▶ _Provided information_:
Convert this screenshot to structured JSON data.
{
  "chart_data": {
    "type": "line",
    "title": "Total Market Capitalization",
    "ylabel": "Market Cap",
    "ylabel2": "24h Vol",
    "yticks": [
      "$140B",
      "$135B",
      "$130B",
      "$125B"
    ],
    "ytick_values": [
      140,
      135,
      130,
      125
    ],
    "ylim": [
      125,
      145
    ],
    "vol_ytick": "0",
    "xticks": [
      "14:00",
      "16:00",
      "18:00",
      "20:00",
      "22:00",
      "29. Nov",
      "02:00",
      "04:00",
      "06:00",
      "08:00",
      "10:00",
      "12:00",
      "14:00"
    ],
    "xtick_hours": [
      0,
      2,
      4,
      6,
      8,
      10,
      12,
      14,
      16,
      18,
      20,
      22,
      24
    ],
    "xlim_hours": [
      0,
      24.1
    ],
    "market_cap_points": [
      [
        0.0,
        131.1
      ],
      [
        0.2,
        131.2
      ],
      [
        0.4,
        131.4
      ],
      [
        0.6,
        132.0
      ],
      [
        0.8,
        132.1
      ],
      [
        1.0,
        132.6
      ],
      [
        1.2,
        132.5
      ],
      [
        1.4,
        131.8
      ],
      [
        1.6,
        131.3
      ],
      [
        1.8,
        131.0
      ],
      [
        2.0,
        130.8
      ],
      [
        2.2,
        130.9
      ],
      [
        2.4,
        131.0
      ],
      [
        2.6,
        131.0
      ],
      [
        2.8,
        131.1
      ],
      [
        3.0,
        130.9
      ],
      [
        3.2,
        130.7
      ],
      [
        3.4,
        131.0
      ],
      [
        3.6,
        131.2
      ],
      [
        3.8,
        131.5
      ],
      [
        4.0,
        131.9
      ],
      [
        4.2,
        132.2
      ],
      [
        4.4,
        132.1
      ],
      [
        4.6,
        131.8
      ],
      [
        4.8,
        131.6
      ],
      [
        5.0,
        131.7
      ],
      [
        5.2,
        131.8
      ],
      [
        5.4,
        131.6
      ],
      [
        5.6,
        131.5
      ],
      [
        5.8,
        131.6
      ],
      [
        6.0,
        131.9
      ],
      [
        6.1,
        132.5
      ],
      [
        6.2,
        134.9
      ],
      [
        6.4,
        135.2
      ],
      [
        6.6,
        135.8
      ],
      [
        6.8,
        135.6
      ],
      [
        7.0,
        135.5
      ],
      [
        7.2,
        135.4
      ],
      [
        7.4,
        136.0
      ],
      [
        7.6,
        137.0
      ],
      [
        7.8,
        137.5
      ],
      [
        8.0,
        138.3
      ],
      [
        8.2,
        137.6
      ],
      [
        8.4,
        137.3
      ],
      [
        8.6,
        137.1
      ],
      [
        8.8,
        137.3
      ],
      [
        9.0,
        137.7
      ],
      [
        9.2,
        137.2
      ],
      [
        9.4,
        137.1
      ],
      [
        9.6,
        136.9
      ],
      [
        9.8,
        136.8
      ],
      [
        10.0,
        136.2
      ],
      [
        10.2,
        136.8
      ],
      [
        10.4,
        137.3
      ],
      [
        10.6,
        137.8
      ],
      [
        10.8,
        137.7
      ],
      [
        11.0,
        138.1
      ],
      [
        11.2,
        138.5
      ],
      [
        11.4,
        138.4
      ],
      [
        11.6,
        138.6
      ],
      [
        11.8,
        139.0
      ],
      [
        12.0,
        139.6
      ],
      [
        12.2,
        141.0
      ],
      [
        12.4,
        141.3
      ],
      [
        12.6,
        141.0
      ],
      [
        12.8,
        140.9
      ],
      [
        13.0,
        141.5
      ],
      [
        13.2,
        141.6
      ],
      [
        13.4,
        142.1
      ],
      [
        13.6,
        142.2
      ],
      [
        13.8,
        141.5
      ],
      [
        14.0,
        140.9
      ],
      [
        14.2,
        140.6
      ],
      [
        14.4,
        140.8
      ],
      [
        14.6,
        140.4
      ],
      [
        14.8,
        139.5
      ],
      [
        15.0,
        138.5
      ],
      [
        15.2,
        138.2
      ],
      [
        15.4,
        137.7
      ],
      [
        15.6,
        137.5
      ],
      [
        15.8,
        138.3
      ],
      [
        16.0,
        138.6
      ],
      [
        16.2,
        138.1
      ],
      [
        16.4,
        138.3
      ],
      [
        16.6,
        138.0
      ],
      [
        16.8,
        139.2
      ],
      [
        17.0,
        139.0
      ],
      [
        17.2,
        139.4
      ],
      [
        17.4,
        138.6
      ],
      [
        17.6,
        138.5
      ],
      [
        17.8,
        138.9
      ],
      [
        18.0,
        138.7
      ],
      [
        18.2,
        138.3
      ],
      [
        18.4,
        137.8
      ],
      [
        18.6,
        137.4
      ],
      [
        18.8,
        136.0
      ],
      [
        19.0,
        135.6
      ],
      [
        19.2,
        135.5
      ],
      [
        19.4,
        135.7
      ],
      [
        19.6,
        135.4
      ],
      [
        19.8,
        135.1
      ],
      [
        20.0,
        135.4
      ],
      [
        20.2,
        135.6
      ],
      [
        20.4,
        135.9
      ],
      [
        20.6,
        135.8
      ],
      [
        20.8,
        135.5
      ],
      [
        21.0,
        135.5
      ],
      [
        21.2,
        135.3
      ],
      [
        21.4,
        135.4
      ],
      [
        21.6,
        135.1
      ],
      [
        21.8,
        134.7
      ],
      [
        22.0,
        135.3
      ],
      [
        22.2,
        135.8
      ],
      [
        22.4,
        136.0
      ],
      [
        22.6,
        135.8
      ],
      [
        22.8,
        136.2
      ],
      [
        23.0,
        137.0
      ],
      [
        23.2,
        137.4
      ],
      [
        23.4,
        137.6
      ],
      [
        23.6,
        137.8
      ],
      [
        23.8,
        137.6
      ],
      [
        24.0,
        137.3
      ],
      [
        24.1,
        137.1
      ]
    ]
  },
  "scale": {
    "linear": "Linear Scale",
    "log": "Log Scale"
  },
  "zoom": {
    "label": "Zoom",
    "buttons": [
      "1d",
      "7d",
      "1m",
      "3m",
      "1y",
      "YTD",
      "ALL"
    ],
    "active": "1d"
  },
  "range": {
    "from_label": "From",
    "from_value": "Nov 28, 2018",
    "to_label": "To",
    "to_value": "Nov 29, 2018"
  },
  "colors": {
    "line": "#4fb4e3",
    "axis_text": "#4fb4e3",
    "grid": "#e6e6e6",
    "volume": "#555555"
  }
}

▶ _Stated task_:
Extract each entry in full and write it down exactly.

▶ _Written response_:
Convert this screenshot to structured JSON data.
{
  "chart_data": {
    "type": "line",
    "title": "Total Market Capitalization",
    "ylabel": "Market Cap",
    "ylabel2": "24h Vol",
    "yticks": [
      "$140B",
      "$135B",
      "$130B",
      "$125B"
    ],
    "ytick_values": [
      140,
      135,
      130,
      125
    ],
    "ylim": [
      125,
      145
    ],
    "vol_ytick": "0",
    "xticks": [
      "14:00",
      "16:00",
      "18:00",
      "20:00",
      "22:00",
      "29. Nov",
      "02:00",
      "04:00",
      "06:00",
      "08:00",
      "10:00",
      "12:00",
      "14:00"
    ],
    "xtick_hours": [
      0,
      2,
      4,
      6,
      8,
      10,
      12,
      14,
      16,
      18,
      20,
      22,
      24
    ],
    "xlim_hours": [
      0,
      24.1
    ],
    "market_cap_points": [
      [
        0.0,
        131.1
      ],
      [
        0.2,
        131.2
      ],
      [
        0.4,
        131.4
      ],
      [
        0.6,
        132.0
      ],
      [
        0.8,
        132.1
      ],
      [
        1.0,
        132.6
      ],
      [
        1.2,
        132.5
      ],
      [
        1.4,
        131.8
      ],
      [
        1.6,
        131.3
      ],
      [
        1.8,
        131.0
      ],
      [
        2.0,
        130.8
      ],
      [
        2.2,
        130.9
      ],
      [
        2.4,
        131.0
      ],
      [
        2.6,
        131.0
      ],
      [
        2.8,
        131.1
      ],
      [
        3.0,
        130.9
      ],
      [
        3.2,
        130.7
      ],
      [
        3.4,
        131.0
      ],
      [
        3.6,
        131.2
      ],
      [
        3.8,
        131.5
      ],
      [
        4.0,
        131.9
      ],
      [
        4.2,
        132.2
      ],
      [
        4.4,
        132.1
      ],
      [
        4.6,
        131.8
      ],
      [
        4.8,
        131.6
      ],
      [
        5.0,
        131.7
      ],
      [
        5.2,
        131.8
      ],
      [
        5.4,
        131.6
      ],
      [
        5.6,
        131.5
      ],
      [
        5.8,
        131.6
      ],
      [
        6.0,
        131.9
      ],
      [
        6.1,
        132.5
      ],
      [
        6.2,
        134.9
      ],
      [
        6.4,
        135.2
      ],
      [
        6.6,
        135.8
      ],
      [
        6.8,
        135.6
      ],
      [
        7.0,
        135.5
      ],
      [
        7.2,
        135.4
      ],
      [
        7.4,
        136.0
      ],
      [
        7.6,
        137.0
      ],
      [
        7.8,
        137.5
      ],
      [
        8.0,
        138.3
      ],
      [
        8.2,
        137.6
      ],
      [
        8.4,
        137.3
      ],
      [
        8.6,
        137.1
      ],
      [
        8.8,
        137.3
      ],
      [
        9.0,
        137.7
      ],
      [
        9.2,
        137.2
      ],
      [
        9.4,
        137.1
      ],
      [
        9.6,
        136.9
      ],
      [
        9.8,
        136.8
      ],
      [
        10.0,
        136.2
      ],
      [
        10.2,
        136.8
      ],
      [
        10.4,
        137.3
      ],
      [
        10.6,
        137.8
      ],
      [
        10.8,
        137.7
      ],
      [
        11.0,
        138.1
      ],
      [
        11.2,
        138.5
      ],
      [
        11.4,
        138.4
      ],
      [
        11.6,
        138.6
      ],
      [
        11.8,
        139.0
      ],
      [
        12.0,
        139.6
      ],
      [
        12.2,
        141.0
      ],
      [
        12.4,
        141.3
      ],
      [
        12.6,
        141.0
      ],
      [
        12.8,
        140.9
      ],
      [
        13.0,
        141.5
      ],
      [
        13.2,
        141.6
      ],
      [
        13.4,
        142.1
      ],
      [
        13.6,
        142.2
      ],
      [
        13.8,
        141.5
      ],
      [
        14.0,
        140.9
      ],
      [
        14.2,
        140.6
      ],
      [
        14.4,
        140.8
      ],
      [
        14.6,
        140.4
      ],
      [
        14.8,
        139.5
      ],
      [
        15.0,
        138.5
      ],
      [
        15.2,
        138.2
      ],
      [
        15.4,
        137.7
      ],
      [
        15.6,
        137.5
      ],
      [
        15.8,
        138.3
      ],
      [
        16.0,
        138.6
      ],
      [
        16.2,
        138.1
      ],
      [
        16.4,
        138.3
      ],
      [
        16.6,
        138.0
      ],
      [
        16.8,
        139.2
      ],
      [
        17.0,
        139.0
      ],
      [
        17.2,
        139.4
      ],
      [
        17.4,
        138.6
      ],
      [
        17.6,
        138.5
      ],
      [
        17.8,
        138.9
      ],
      [
        18.0,
        138.7
      ],
      [
        18.2,
        138.3
      ],
      [
        18.4,
        137.8
      ],
      [
        18.6,
        137.4
      ],
      [
        18.8,
        136.0
      ],
      [
        19.0,
        135.6
      ],
      [
        19.2,
        135.5
      ],
      [
        19.4,
        135.7
      ],
      [
        19.6,
        135.4
      ],
      [
        19.8,
        135.1
      ],
      [
        20.0,
        135.4
      ],
      [
        20.2,
        135.6
      ],
      [
        20.4,
        135.9
      ],
      [
        20.6,
        135.8
      ],
      [
        20.8,
        135.5
      ],
      [
        21.0,
        135.5
      ],
      [
        21.2,
        135.3
      ],
      [
        21.4,
        135.4
      ],
      [
        21.6,
        135.1
      ],
      [
        21.8,
        134.7
      ],
      [
        22.0,
        135.3
      ],
      [
        22.2,
        135.8
      ],
      [
        22.4,
        136.0
      ],
      [
        22.6,
        135.8
      ],
      [
        22.8,
        136.2
      ],
      [
        23.0,
        137.0
      ],
      [
        23.2,
        137.4
      ],
      [
        23.4,
        137.6
      ],
      [
        23.6,
        137.8
      ],
      [
        23.8,
        137.6
      ],
      [
        24.0,
        137.3
      ],
      [
        24.1,
        137.1
      ]
    ]
  },
  "scale": {
    "linear": "Linear Scale",
    "log": "Log Scale"
  },
  "zoom": {
    "label": "Zoom",
    "buttons": [
      "1d",
      "7d",
      "1m",
      "3m",
      "1y",
      "YTD",
      "ALL"
    ],
    "active": "1d"
  },
  "range": {
    "from_label": "From",
    "from_value": "Nov 28, 2018",
    "to_label": "To",
    "to_value": "Nov 29, 2018"
  },
  "colors": {
    "line": "#4fb4e3",
    "axis_text": "#4fb4e3",
    "grid": "#e6e6e6",
    "volume": "#555555"
  }
}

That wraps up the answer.